▶ [WHAT TO PRODUCE]: Take every line that has the string "title" and copy it out.

[Figure dataset records]

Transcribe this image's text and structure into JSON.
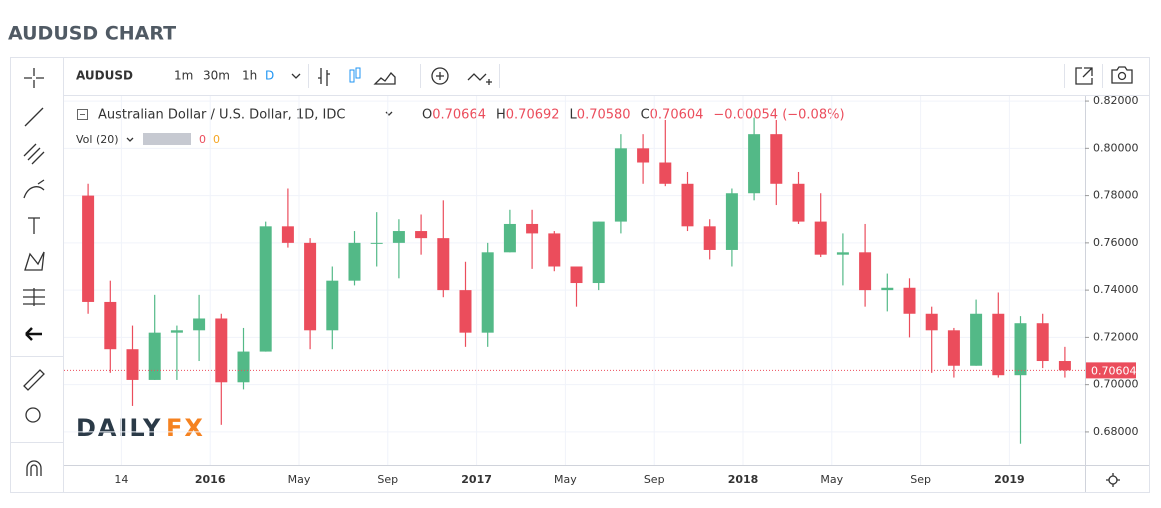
{
  "header": {
    "title": "AUDUSD CHART"
  },
  "toolbar": {
    "symbol": "AUDUSD",
    "intervals": [
      "1m",
      "30m",
      "1h",
      "D"
    ]
  },
  "chart_data": {
    "type": "candlestick",
    "title": "Australian Dollar / U.S. Dollar, 1D, IDC",
    "quote": [
      {
        "label": "O",
        "value": "0.70664"
      },
      {
        "label": "H",
        "value": "0.70692"
      },
      {
        "label": "L",
        "value": "0.70580"
      },
      {
        "label": "C",
        "value": "0.70604"
      }
    ],
    "change": "−0.00054 (−0.08%)",
    "volume_label": "Vol (20)",
    "volume_values": [
      0,
      0
    ],
    "watermark": [
      "DAILY",
      "FX"
    ],
    "categories": [
      null,
      null,
      "14",
      null,
      null,
      null,
      "2016",
      null,
      null,
      null,
      "May",
      null,
      null,
      null,
      "Sep",
      null,
      null,
      null,
      "2017",
      null,
      null,
      null,
      "May",
      null,
      null,
      null,
      "Sep",
      null,
      null,
      null,
      "2018",
      null,
      null,
      null,
      "May",
      null,
      null,
      null,
      "Sep",
      null,
      null,
      null,
      "2019",
      null,
      null
    ],
    "open": [
      0.78,
      0.735,
      0.715,
      0.702,
      0.722,
      0.723,
      0.728,
      0.701,
      0.714,
      0.767,
      0.76,
      0.723,
      0.744,
      0.76,
      0.76,
      0.765,
      0.762,
      0.74,
      0.722,
      0.756,
      0.768,
      0.764,
      0.75,
      0.743,
      0.769,
      0.8,
      0.794,
      0.785,
      0.767,
      0.757,
      0.781,
      0.806,
      0.785,
      0.769,
      0.755,
      0.756,
      0.74,
      0.741,
      0.73,
      0.723,
      0.708,
      0.73,
      0.704,
      0.726,
      0.71
    ],
    "high": [
      0.785,
      0.744,
      0.725,
      0.738,
      0.725,
      0.738,
      0.73,
      0.724,
      0.769,
      0.783,
      0.762,
      0.75,
      0.765,
      0.773,
      0.77,
      0.772,
      0.778,
      0.752,
      0.76,
      0.774,
      0.774,
      0.765,
      0.75,
      0.769,
      0.806,
      0.806,
      0.812,
      0.79,
      0.77,
      0.783,
      0.813,
      0.812,
      0.79,
      0.781,
      0.764,
      0.768,
      0.747,
      0.745,
      0.733,
      0.724,
      0.736,
      0.739,
      0.729,
      0.73,
      0.716
    ],
    "low": [
      0.73,
      0.705,
      0.691,
      0.702,
      0.702,
      0.71,
      0.683,
      0.698,
      0.714,
      0.758,
      0.715,
      0.715,
      0.742,
      0.75,
      0.745,
      0.755,
      0.737,
      0.716,
      0.716,
      0.756,
      0.749,
      0.748,
      0.733,
      0.74,
      0.764,
      0.785,
      0.784,
      0.765,
      0.753,
      0.75,
      0.778,
      0.776,
      0.768,
      0.754,
      0.742,
      0.733,
      0.731,
      0.72,
      0.705,
      0.703,
      0.708,
      0.703,
      0.675,
      0.707,
      0.703
    ],
    "close": [
      0.735,
      0.715,
      0.702,
      0.722,
      0.723,
      0.728,
      0.701,
      0.714,
      0.767,
      0.76,
      0.723,
      0.744,
      0.76,
      0.76,
      0.765,
      0.762,
      0.74,
      0.722,
      0.756,
      0.768,
      0.764,
      0.75,
      0.743,
      0.769,
      0.8,
      0.794,
      0.785,
      0.767,
      0.757,
      0.781,
      0.806,
      0.785,
      0.769,
      0.755,
      0.756,
      0.74,
      0.741,
      0.73,
      0.723,
      0.708,
      0.73,
      0.704,
      0.726,
      0.71,
      0.70604
    ],
    "up_color": "#53b987",
    "down_color": "#eb4d5c",
    "last_price": 0.70604,
    "ylim": [
      0.666,
      0.8213
    ],
    "yticks": [
      {
        "value": 0.68,
        "label": "0.68000"
      },
      {
        "value": 0.7,
        "label": "0.70000"
      },
      {
        "value": 0.72,
        "label": "0.72000"
      },
      {
        "value": 0.74,
        "label": "0.74000"
      },
      {
        "value": 0.76,
        "label": "0.76000"
      },
      {
        "value": 0.78,
        "label": "0.78000"
      },
      {
        "value": 0.8,
        "label": "0.80000"
      },
      {
        "value": 0.82,
        "label": "0.82000"
      }
    ],
    "grid": true
  }
}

▶ [SOLUTION FOR THIS EXERCISE]:
    "title": "AUDUSD CHART"
    "title": "Australian Dollar / U.S. Dollar, 1D, IDC",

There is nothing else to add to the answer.